» **Records provided**

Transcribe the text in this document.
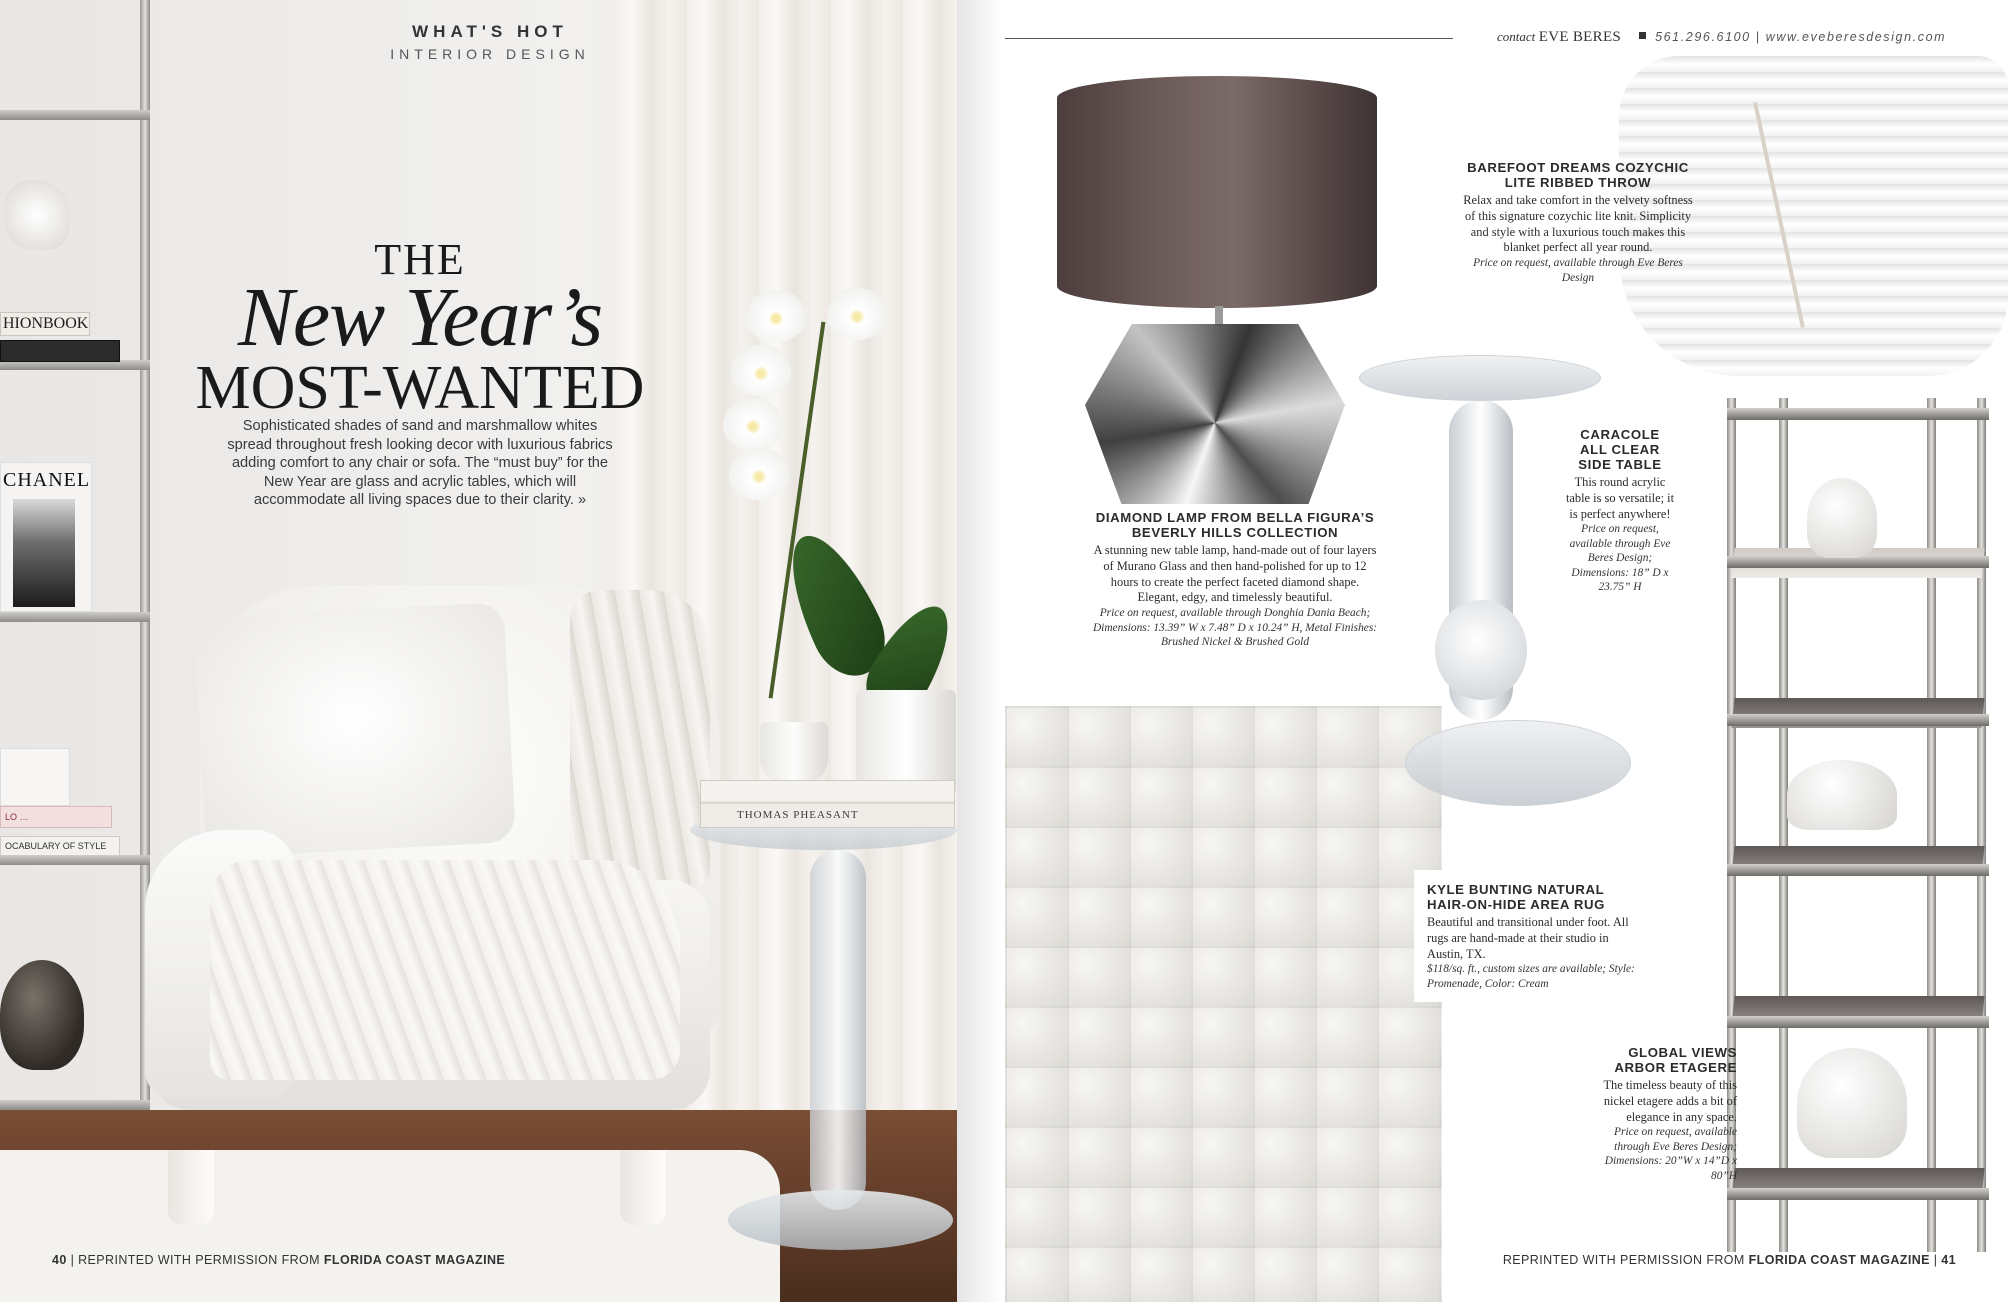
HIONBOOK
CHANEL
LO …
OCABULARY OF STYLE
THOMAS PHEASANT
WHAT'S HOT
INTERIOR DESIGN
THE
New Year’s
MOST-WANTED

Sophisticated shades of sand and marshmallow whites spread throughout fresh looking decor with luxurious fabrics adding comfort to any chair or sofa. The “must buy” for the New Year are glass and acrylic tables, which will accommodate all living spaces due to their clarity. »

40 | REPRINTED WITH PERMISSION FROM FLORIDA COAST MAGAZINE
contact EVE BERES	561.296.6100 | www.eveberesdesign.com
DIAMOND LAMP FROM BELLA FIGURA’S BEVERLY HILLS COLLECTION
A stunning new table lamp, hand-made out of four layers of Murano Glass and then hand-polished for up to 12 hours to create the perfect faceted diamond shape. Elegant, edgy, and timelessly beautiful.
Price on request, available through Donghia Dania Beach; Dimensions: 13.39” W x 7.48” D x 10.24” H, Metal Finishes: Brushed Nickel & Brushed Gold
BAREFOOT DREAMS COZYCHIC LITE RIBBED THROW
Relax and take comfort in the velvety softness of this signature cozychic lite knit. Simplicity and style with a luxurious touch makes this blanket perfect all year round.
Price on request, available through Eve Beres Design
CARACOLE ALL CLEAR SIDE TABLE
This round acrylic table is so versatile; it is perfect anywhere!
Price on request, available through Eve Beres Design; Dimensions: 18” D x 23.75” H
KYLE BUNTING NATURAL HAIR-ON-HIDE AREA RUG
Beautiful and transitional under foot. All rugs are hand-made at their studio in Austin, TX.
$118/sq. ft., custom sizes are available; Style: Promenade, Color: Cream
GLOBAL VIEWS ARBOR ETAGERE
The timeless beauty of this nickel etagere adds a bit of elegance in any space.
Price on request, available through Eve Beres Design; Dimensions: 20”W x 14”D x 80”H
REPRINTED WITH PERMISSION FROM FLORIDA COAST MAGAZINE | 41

...

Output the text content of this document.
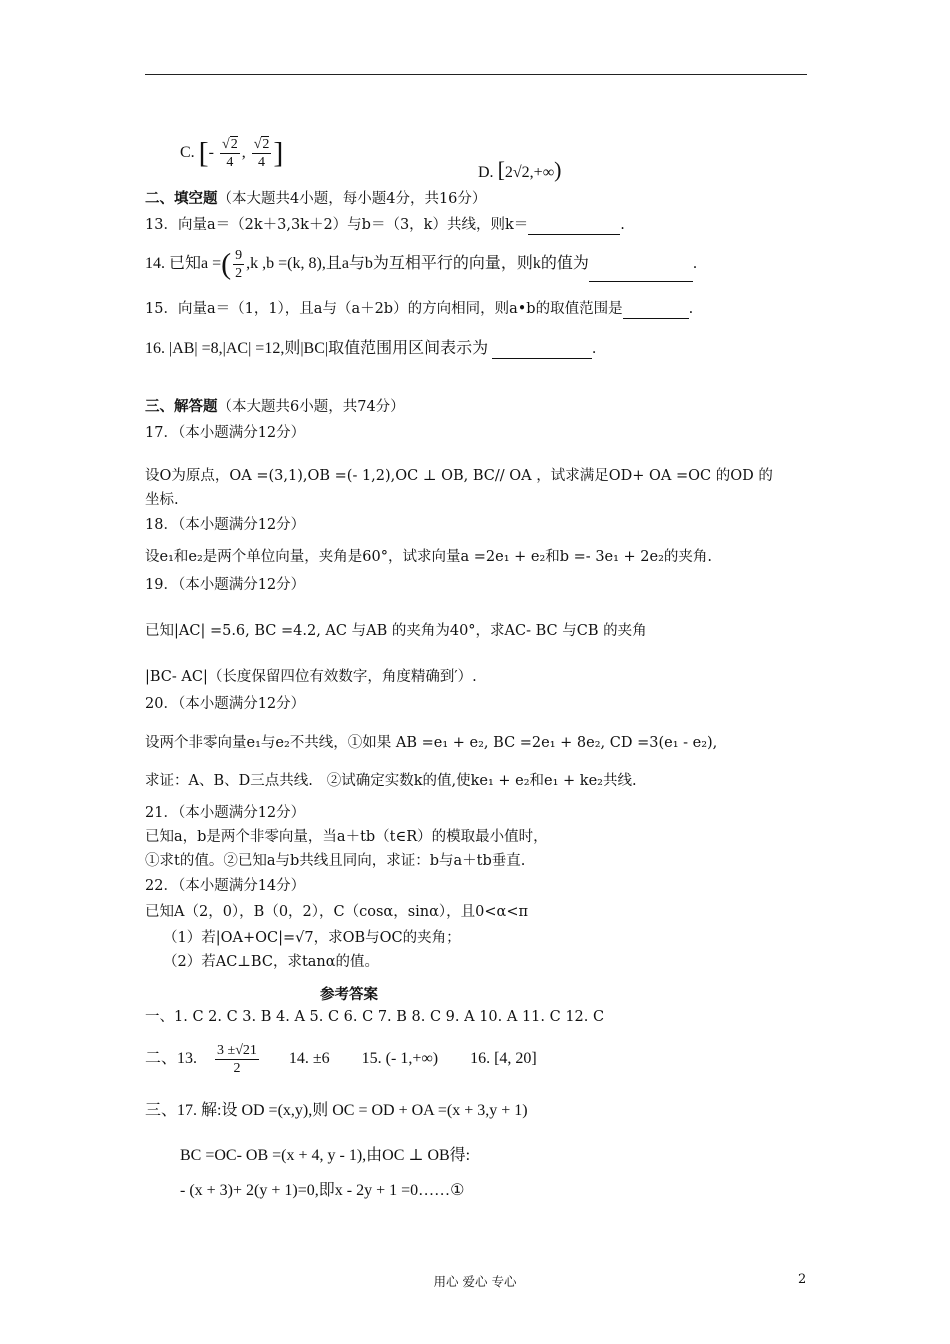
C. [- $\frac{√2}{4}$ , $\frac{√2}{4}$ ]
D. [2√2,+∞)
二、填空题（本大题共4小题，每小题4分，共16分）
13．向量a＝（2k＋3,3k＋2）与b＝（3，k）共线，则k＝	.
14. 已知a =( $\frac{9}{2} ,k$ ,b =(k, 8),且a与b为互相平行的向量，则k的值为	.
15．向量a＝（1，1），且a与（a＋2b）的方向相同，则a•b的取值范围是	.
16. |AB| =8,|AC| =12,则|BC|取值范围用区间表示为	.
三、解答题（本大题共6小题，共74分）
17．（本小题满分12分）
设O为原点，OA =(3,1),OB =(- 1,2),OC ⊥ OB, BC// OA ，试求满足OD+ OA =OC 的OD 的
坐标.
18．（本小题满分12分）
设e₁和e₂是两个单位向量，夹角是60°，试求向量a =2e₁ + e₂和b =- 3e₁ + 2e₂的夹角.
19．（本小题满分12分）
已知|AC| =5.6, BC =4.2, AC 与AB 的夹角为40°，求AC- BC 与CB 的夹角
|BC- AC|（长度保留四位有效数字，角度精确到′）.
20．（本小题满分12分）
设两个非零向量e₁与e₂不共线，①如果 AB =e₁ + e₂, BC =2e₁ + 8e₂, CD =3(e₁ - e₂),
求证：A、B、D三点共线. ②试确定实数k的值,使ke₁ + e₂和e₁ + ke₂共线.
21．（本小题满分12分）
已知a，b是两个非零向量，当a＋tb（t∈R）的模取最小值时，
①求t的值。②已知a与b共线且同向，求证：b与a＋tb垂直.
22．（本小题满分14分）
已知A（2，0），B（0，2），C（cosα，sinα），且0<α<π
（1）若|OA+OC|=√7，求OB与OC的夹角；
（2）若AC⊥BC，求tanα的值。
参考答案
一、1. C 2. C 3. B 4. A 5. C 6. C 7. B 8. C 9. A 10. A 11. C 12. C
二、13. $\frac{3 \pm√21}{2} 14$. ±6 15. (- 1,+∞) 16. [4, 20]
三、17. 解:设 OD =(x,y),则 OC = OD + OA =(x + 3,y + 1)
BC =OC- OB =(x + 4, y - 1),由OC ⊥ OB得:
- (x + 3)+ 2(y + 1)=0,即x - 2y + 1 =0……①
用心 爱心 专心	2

--

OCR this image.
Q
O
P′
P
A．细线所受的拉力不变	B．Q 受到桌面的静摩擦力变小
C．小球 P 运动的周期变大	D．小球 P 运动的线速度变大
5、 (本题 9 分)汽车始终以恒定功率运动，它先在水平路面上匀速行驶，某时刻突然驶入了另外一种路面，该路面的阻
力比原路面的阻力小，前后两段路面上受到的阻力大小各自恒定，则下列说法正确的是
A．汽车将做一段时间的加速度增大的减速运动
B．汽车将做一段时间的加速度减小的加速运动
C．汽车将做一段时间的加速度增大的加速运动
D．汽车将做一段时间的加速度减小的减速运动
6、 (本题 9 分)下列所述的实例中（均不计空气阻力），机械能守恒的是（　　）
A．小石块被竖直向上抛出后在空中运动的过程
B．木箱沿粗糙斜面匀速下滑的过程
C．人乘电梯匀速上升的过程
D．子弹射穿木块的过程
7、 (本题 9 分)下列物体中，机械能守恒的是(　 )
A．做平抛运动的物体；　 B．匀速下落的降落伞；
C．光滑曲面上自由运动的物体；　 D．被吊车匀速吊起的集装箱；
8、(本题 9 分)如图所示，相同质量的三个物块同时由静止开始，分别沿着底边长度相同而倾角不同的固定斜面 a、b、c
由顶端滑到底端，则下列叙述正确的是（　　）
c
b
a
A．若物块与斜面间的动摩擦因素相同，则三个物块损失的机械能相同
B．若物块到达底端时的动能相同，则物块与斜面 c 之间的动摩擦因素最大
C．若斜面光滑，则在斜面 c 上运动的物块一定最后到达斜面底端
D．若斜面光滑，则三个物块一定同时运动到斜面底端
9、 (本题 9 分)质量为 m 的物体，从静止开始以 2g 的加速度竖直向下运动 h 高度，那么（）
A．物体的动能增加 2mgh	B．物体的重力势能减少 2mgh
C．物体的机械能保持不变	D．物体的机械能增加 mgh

» **Directions for this task**
Extract all lines of the records above that include "机械能守恒的是".

» **Written solution**
6、 (本题 9 分)下列所述的实例中（均不计空气阻力），机械能守恒的是（　　）
7、 (本题 9 分)下列物体中，机械能守恒的是(　 )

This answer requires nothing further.